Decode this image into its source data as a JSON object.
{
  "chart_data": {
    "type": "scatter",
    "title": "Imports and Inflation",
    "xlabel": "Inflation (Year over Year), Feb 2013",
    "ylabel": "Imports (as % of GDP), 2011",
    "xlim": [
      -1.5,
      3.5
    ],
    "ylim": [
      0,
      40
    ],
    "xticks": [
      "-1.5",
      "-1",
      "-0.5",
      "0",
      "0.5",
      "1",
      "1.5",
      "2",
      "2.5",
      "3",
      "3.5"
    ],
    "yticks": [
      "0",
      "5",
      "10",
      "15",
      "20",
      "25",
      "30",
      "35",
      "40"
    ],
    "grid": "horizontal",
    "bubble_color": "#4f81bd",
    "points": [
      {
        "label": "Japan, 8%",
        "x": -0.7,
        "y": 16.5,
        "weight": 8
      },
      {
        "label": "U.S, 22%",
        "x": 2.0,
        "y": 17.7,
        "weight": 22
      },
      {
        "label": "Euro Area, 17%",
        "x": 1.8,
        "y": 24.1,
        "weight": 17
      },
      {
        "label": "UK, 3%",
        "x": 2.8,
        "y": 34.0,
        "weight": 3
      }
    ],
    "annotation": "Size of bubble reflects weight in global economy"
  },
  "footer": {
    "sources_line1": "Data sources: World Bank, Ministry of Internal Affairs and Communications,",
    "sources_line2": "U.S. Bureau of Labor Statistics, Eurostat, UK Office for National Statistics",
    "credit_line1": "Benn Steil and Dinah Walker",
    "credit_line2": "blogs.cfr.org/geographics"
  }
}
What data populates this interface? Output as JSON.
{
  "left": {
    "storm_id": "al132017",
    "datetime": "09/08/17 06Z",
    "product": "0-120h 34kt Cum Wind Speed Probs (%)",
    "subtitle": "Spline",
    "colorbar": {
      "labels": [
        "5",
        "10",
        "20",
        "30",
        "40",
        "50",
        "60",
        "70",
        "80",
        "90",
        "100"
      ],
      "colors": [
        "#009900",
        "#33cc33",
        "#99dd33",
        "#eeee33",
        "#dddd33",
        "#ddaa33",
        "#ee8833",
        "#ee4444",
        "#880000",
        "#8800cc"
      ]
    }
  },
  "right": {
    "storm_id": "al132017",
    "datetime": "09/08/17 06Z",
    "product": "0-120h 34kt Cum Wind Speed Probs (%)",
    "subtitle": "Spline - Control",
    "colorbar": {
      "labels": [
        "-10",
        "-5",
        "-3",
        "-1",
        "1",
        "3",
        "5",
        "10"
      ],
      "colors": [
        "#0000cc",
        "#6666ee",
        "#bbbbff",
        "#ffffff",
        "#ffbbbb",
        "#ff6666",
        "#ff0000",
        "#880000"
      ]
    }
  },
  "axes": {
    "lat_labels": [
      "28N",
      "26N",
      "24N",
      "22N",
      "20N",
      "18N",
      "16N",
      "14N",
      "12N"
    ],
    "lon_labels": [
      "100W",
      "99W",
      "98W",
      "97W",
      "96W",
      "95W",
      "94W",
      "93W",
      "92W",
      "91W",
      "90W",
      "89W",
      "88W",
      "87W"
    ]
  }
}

● **WHAT THE EXERCISE ASKS**:
Repeat every record, exactly as written.

● **PROBLEM SOLUTION**:
Decode this image into its source data as a JSON object.
{
  "chart_data": {
    "type": "scatter",
    "title": "Imports and Inflation",
    "xlabel": "Inflation (Year over Year), Feb 2013",
    "ylabel": "Imports (as % of GDP), 2011",
    "xlim": [
      -1.5,
      3.5
    ],
    "ylim": [
      0,
      40
    ],
    "xticks": [
      "-1.5",
      "-1",
      "-0.5",
      "0",
      "0.5",
      "1",
      "1.5",
      "2",
      "2.5",
      "3",
      "3.5"
    ],
    "yticks": [
      "0",
      "5",
      "10",
      "15",
      "20",
      "25",
      "30",
      "35",
      "40"
    ],
    "grid": "horizontal",
    "bubble_color": "#4f81bd",
    "points": [
      {
        "label": "Japan, 8%",
        "x": -0.7,
        "y": 16.5,
        "weight": 8
      },
      {
        "label": "U.S, 22%",
        "x": 2.0,
        "y": 17.7,
        "weight": 22
      },
      {
        "label": "Euro Area, 17%",
        "x": 1.8,
        "y": 24.1,
        "weight": 17
      },
      {
        "label": "UK, 3%",
        "x": 2.8,
        "y": 34.0,
        "weight": 3
      }
    ],
    "annotation": "Size of bubble reflects weight in global economy"
  },
  "footer": {
    "sources_line1": "Data sources: World Bank, Ministry of Internal Affairs and Communications,",
    "sources_line2": "U.S. Bureau of Labor Statistics, Eurostat, UK Office for National Statistics",
    "credit_line1": "Benn Steil and Dinah Walker",
    "credit_line2": "blogs.cfr.org/geographics"
  }
}
What data populates this interface? Output as JSON.
{
  "left": {
    "storm_id": "al132017",
    "datetime": "09/08/17 06Z",
    "product": "0-120h 34kt Cum Wind Speed Probs (%)",
    "subtitle": "Spline",
    "colorbar": {
      "labels": [
        "5",
        "10",
        "20",
        "30",
        "40",
        "50",
        "60",
        "70",
        "80",
        "90",
        "100"
      ],
      "colors": [
        "#009900",
        "#33cc33",
        "#99dd33",
        "#eeee33",
        "#dddd33",
        "#ddaa33",
        "#ee8833",
        "#ee4444",
        "#880000",
        "#8800cc"
      ]
    }
  },
  "right": {
    "storm_id": "al132017",
    "datetime": "09/08/17 06Z",
    "product": "0-120h 34kt Cum Wind Speed Probs (%)",
    "subtitle": "Spline - Control",
    "colorbar": {
      "labels": [
        "-10",
        "-5",
        "-3",
        "-1",
        "1",
        "3",
        "5",
        "10"
      ],
      "colors": [
        "#0000cc",
        "#6666ee",
        "#bbbbff",
        "#ffffff",
        "#ffbbbb",
        "#ff6666",
        "#ff0000",
        "#880000"
      ]
    }
  },
  "axes": {
    "lat_labels": [
      "28N",
      "26N",
      "24N",
      "22N",
      "20N",
      "18N",
      "16N",
      "14N",
      "12N"
    ],
    "lon_labels": [
      "100W",
      "99W",
      "98W",
      "97W",
      "96W",
      "95W",
      "94W",
      "93W",
      "92W",
      "91W",
      "90W",
      "89W",
      "88W",
      "87W"
    ]
  }
}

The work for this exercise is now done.